── Provided material ──

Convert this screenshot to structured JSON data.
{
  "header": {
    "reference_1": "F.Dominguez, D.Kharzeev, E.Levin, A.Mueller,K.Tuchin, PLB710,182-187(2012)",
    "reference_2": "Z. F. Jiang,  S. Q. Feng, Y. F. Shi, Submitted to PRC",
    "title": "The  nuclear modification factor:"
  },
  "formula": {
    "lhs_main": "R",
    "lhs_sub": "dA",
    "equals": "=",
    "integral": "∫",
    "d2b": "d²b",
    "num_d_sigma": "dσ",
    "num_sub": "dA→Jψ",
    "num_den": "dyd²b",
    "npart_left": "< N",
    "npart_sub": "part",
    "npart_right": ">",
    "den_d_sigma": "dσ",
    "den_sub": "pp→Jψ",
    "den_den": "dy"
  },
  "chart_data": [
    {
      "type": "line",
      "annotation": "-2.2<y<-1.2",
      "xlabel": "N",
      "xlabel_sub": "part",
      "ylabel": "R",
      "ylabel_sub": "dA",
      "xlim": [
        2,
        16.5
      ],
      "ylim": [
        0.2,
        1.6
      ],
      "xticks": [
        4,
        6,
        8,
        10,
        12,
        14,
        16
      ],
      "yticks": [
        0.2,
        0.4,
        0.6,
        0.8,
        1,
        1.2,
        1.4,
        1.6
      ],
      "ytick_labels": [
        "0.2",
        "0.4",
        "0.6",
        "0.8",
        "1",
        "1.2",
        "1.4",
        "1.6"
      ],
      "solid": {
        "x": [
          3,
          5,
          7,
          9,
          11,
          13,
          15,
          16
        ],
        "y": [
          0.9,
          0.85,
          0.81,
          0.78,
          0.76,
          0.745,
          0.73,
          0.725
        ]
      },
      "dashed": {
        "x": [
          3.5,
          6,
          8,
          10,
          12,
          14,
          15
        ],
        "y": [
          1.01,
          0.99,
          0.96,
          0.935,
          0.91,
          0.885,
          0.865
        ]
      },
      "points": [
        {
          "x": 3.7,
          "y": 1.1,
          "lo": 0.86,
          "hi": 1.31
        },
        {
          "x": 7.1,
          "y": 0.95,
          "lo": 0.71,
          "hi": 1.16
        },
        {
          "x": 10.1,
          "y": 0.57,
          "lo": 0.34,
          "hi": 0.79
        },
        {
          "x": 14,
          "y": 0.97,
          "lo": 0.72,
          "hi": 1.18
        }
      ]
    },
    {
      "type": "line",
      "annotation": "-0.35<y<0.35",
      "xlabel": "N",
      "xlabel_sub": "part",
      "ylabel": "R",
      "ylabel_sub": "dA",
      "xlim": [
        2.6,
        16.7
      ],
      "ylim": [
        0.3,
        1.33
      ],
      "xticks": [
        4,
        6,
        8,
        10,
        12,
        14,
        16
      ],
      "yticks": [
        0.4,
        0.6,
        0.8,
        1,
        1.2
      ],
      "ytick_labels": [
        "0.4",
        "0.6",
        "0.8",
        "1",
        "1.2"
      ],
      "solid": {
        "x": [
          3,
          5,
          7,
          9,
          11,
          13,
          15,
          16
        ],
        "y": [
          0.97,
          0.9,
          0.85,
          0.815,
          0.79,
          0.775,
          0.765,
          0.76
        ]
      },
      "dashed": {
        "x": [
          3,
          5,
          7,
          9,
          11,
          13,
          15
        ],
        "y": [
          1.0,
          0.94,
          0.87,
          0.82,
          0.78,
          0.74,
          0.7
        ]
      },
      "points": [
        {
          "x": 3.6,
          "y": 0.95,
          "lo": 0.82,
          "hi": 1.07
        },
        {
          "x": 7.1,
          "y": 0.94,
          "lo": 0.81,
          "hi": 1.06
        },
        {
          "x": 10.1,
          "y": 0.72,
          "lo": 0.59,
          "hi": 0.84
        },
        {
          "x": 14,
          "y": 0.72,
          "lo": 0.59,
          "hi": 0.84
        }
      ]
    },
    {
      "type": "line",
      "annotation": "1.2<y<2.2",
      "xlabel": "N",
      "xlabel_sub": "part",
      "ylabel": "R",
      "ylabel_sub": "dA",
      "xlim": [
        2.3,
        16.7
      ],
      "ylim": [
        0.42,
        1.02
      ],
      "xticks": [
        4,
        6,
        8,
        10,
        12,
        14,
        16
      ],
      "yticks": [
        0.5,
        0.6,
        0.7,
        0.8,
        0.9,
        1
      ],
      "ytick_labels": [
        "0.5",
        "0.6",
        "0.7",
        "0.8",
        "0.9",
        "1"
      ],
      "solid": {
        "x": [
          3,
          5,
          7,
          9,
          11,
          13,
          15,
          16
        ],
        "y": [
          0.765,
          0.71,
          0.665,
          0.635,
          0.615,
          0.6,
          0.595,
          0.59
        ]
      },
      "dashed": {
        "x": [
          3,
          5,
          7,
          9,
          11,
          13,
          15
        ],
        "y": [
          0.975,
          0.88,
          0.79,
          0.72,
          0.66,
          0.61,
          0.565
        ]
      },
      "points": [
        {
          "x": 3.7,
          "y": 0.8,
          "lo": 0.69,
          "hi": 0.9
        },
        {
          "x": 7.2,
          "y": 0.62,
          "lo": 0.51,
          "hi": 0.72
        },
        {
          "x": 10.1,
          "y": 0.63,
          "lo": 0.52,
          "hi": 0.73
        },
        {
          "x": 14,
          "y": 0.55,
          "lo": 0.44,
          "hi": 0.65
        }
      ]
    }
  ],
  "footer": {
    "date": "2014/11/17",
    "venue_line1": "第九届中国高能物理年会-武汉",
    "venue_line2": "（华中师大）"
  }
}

───

* Work required
Write every line of the material above again, exactly.

* Answer to this task
Convert this screenshot to structured JSON data.
{
  "header": {
    "reference_1": "F.Dominguez, D.Kharzeev, E.Levin, A.Mueller,K.Tuchin, PLB710,182-187(2012)",
    "reference_2": "Z. F. Jiang,  S. Q. Feng, Y. F. Shi, Submitted to PRC",
    "title": "The  nuclear modification factor:"
  },
  "formula": {
    "lhs_main": "R",
    "lhs_sub": "dA",
    "equals": "=",
    "integral": "∫",
    "d2b": "d²b",
    "num_d_sigma": "dσ",
    "num_sub": "dA→Jψ",
    "num_den": "dyd²b",
    "npart_left": "< N",
    "npart_sub": "part",
    "npart_right": ">",
    "den_d_sigma": "dσ",
    "den_sub": "pp→Jψ",
    "den_den": "dy"
  },
  "chart_data": [
    {
      "type": "line",
      "annotation": "-2.2<y<-1.2",
      "xlabel": "N",
      "xlabel_sub": "part",
      "ylabel": "R",
      "ylabel_sub": "dA",
      "xlim": [
        2,
        16.5
      ],
      "ylim": [
        0.2,
        1.6
      ],
      "xticks": [
        4,
        6,
        8,
        10,
        12,
        14,
        16
      ],
      "yticks": [
        0.2,
        0.4,
        0.6,
        0.8,
        1,
        1.2,
        1.4,
        1.6
      ],
      "ytick_labels": [
        "0.2",
        "0.4",
        "0.6",
        "0.8",
        "1",
        "1.2",
        "1.4",
        "1.6"
      ],
      "solid": {
        "x": [
          3,
          5,
          7,
          9,
          11,
          13,
          15,
          16
        ],
        "y": [
          0.9,
          0.85,
          0.81,
          0.78,
          0.76,
          0.745,
          0.73,
          0.725
        ]
      },
      "dashed": {
        "x": [
          3.5,
          6,
          8,
          10,
          12,
          14,
          15
        ],
        "y": [
          1.01,
          0.99,
          0.96,
          0.935,
          0.91,
          0.885,
          0.865
        ]
      },
      "points": [
        {
          "x": 3.7,
          "y": 1.1,
          "lo": 0.86,
          "hi": 1.31
        },
        {
          "x": 7.1,
          "y": 0.95,
          "lo": 0.71,
          "hi": 1.16
        },
        {
          "x": 10.1,
          "y": 0.57,
          "lo": 0.34,
          "hi": 0.79
        },
        {
          "x": 14,
          "y": 0.97,
          "lo": 0.72,
          "hi": 1.18
        }
      ]
    },
    {
      "type": "line",
      "annotation": "-0.35<y<0.35",
      "xlabel": "N",
      "xlabel_sub": "part",
      "ylabel": "R",
      "ylabel_sub": "dA",
      "xlim": [
        2.6,
        16.7
      ],
      "ylim": [
        0.3,
        1.33
      ],
      "xticks": [
        4,
        6,
        8,
        10,
        12,
        14,
        16
      ],
      "yticks": [
        0.4,
        0.6,
        0.8,
        1,
        1.2
      ],
      "ytick_labels": [
        "0.4",
        "0.6",
        "0.8",
        "1",
        "1.2"
      ],
      "solid": {
        "x": [
          3,
          5,
          7,
          9,
          11,
          13,
          15,
          16
        ],
        "y": [
          0.97,
          0.9,
          0.85,
          0.815,
          0.79,
          0.775,
          0.765,
          0.76
        ]
      },
      "dashed": {
        "x": [
          3,
          5,
          7,
          9,
          11,
          13,
          15
        ],
        "y": [
          1.0,
          0.94,
          0.87,
          0.82,
          0.78,
          0.74,
          0.7
        ]
      },
      "points": [
        {
          "x": 3.6,
          "y": 0.95,
          "lo": 0.82,
          "hi": 1.07
        },
        {
          "x": 7.1,
          "y": 0.94,
          "lo": 0.81,
          "hi": 1.06
        },
        {
          "x": 10.1,
          "y": 0.72,
          "lo": 0.59,
          "hi": 0.84
        },
        {
          "x": 14,
          "y": 0.72,
          "lo": 0.59,
          "hi": 0.84
        }
      ]
    },
    {
      "type": "line",
      "annotation": "1.2<y<2.2",
      "xlabel": "N",
      "xlabel_sub": "part",
      "ylabel": "R",
      "ylabel_sub": "dA",
      "xlim": [
        2.3,
        16.7
      ],
      "ylim": [
        0.42,
        1.02
      ],
      "xticks": [
        4,
        6,
        8,
        10,
        12,
        14,
        16
      ],
      "yticks": [
        0.5,
        0.6,
        0.7,
        0.8,
        0.9,
        1
      ],
      "ytick_labels": [
        "0.5",
        "0.6",
        "0.7",
        "0.8",
        "0.9",
        "1"
      ],
      "solid": {
        "x": [
          3,
          5,
          7,
          9,
          11,
          13,
          15,
          16
        ],
        "y": [
          0.765,
          0.71,
          0.665,
          0.635,
          0.615,
          0.6,
          0.595,
          0.59
        ]
      },
      "dashed": {
        "x": [
          3,
          5,
          7,
          9,
          11,
          13,
          15
        ],
        "y": [
          0.975,
          0.88,
          0.79,
          0.72,
          0.66,
          0.61,
          0.565
        ]
      },
      "points": [
        {
          "x": 3.7,
          "y": 0.8,
          "lo": 0.69,
          "hi": 0.9
        },
        {
          "x": 7.2,
          "y": 0.62,
          "lo": 0.51,
          "hi": 0.72
        },
        {
          "x": 10.1,
          "y": 0.63,
          "lo": 0.52,
          "hi": 0.73
        },
        {
          "x": 14,
          "y": 0.55,
          "lo": 0.44,
          "hi": 0.65
        }
      ]
    }
  ],
  "footer": {
    "date": "2014/11/17",
    "venue_line1": "第九届中国高能物理年会-武汉",
    "venue_line2": "（华中师大）"
  }
}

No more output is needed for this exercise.